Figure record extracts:
▼
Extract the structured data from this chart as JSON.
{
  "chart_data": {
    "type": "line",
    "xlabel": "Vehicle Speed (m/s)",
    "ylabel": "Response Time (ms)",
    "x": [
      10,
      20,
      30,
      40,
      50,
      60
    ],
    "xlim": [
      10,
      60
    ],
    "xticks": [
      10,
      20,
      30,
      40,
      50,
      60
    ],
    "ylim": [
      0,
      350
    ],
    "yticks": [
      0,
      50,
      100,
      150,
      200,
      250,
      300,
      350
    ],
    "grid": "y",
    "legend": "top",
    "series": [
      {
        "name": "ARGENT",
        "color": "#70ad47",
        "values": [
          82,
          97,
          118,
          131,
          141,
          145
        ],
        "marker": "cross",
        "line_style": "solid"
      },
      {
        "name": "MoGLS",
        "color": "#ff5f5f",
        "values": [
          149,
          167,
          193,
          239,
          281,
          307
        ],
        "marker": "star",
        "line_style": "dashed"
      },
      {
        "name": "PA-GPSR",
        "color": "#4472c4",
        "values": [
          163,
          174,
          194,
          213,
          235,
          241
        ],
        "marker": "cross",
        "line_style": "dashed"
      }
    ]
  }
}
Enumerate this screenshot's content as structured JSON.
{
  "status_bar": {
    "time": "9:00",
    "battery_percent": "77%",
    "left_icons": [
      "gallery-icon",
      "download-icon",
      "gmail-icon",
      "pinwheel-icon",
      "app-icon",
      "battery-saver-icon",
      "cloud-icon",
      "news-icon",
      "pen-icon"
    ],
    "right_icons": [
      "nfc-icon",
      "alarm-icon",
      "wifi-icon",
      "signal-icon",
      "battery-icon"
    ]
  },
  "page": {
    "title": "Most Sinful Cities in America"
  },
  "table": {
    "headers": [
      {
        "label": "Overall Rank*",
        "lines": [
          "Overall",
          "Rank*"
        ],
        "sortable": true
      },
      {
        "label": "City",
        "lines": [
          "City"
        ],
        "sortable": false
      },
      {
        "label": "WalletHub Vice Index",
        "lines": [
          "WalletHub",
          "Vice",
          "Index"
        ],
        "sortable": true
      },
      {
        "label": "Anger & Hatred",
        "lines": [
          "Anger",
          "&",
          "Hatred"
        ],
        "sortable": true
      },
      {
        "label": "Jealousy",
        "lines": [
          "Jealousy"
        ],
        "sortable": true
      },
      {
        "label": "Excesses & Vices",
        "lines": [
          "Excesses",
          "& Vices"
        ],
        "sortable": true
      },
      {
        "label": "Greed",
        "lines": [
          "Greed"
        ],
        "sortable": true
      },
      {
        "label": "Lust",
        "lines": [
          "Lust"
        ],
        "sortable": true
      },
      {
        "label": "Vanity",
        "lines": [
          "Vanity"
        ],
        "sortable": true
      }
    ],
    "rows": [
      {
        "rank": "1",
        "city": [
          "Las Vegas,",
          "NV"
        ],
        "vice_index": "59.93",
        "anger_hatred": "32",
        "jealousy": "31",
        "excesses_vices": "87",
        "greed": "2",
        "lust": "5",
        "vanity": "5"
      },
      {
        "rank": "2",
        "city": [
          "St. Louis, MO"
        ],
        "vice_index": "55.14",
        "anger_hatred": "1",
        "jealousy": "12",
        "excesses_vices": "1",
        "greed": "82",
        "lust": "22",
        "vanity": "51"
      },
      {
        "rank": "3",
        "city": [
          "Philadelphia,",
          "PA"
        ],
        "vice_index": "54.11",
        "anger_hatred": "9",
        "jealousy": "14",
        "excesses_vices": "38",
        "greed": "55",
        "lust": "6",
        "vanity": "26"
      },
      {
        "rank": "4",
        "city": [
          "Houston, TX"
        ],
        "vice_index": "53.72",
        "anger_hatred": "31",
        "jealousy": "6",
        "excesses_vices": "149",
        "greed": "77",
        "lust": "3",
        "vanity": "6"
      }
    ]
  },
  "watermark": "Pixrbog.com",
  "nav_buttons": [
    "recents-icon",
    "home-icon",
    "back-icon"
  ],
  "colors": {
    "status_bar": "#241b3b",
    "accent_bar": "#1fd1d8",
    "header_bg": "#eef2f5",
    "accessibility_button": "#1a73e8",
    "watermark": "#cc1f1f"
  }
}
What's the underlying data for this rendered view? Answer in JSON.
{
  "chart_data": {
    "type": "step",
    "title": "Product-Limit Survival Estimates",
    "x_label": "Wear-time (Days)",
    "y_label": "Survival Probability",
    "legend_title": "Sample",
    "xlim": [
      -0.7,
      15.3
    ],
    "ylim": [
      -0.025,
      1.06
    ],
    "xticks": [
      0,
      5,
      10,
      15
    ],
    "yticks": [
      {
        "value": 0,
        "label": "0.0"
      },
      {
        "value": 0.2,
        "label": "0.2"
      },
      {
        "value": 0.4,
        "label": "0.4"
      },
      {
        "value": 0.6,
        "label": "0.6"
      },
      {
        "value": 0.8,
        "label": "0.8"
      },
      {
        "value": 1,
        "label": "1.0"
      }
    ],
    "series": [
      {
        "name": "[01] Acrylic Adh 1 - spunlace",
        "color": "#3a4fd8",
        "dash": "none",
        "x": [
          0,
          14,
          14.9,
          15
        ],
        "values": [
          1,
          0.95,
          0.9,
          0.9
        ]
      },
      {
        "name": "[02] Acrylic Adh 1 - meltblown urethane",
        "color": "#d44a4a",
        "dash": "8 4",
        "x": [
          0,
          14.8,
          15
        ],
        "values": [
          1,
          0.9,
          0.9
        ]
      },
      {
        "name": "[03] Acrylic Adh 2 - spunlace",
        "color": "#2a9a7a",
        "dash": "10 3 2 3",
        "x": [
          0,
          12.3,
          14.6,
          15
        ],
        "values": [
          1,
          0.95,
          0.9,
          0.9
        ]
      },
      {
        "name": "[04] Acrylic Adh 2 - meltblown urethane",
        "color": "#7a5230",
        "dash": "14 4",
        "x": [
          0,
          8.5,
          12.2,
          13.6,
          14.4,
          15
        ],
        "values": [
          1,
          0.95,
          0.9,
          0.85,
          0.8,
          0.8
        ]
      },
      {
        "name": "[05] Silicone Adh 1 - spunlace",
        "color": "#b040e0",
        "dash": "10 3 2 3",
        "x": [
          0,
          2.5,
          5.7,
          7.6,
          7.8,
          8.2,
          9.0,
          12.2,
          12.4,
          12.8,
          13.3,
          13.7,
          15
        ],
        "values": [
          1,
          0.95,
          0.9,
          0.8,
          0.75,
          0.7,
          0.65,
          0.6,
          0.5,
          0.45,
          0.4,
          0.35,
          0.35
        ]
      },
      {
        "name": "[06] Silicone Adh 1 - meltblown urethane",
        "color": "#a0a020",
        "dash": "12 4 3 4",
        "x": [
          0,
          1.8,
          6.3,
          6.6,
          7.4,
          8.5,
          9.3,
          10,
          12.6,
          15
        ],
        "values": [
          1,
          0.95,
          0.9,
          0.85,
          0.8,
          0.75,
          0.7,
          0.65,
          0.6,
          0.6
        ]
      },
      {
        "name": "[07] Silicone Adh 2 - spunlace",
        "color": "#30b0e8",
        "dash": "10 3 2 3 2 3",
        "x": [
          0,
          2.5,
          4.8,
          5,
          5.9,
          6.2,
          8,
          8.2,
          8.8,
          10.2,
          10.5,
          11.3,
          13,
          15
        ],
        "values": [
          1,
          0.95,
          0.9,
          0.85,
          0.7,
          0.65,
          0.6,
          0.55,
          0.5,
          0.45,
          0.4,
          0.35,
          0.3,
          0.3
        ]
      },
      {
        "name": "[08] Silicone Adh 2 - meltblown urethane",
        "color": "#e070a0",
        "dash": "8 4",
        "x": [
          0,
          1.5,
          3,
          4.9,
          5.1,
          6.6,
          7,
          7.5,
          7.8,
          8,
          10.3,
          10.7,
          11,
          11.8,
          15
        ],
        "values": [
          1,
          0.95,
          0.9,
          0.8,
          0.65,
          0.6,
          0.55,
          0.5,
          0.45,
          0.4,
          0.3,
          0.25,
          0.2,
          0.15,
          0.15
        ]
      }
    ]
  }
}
▲
Using the listing above, show every line that includes the string "spunlace".

The reply:
        "name": "[01] Acrylic Adh 1 - spunlace",
        "name": "[03] Acrylic Adh 2 - spunlace",
        "name": "[05] Silicone Adh 1 - spunlace",
        "name": "[07] Silicone Adh 2 - spunlace",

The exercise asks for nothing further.